### The request
Omit images. Retype all entries verbatim.

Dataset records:
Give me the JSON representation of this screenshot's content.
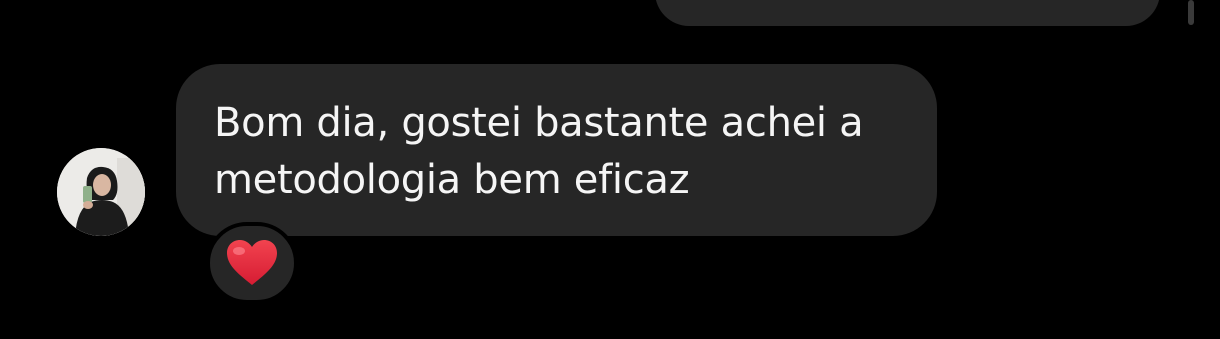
{
  "thread": {
    "previous_message": {
      "direction": "outgoing",
      "text": ""
    },
    "message": {
      "direction": "incoming",
      "text": "Bom dia, gostei bastante achei a\nmetodologia bem eficaz",
      "reaction": "❤️"
    }
  },
  "colors": {
    "background": "#000000",
    "bubble": "#262626",
    "text": "#f5f5f5",
    "heart": "#e2243b"
  },
  "icons": {
    "reaction": "red-heart-icon",
    "avatar": "profile-photo"
  }
}
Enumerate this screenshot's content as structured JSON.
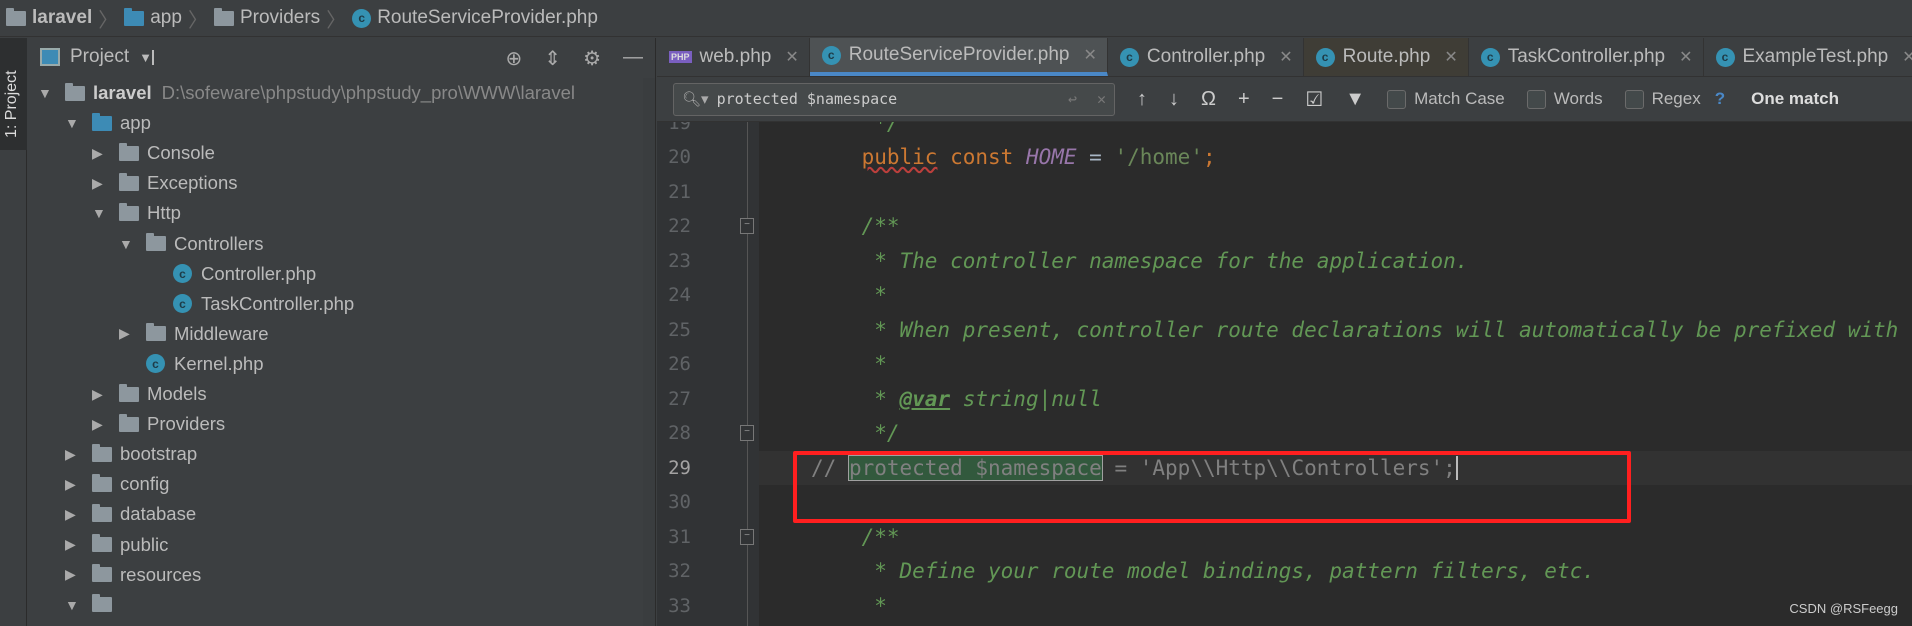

### Answer below
Give me the JSON representation of this screenshot's content.
{
  "thread": {
    "previous_message": {
      "direction": "outgoing",
      "text": ""
    },
    "message": {
      "direction": "incoming",
      "text": "Bom dia, gostei bastante achei a\nmetodologia bem eficaz",
      "reaction": "❤️"
    }
  },
  "colors": {
    "background": "#000000",
    "bubble": "#262626",
    "text": "#f5f5f5",
    "heart": "#e2243b"
  },
  "icons": {
    "reaction": "red-heart-icon",
    "avatar": "profile-photo"
  }
}
Enumerate this screenshot's content as structured JSON.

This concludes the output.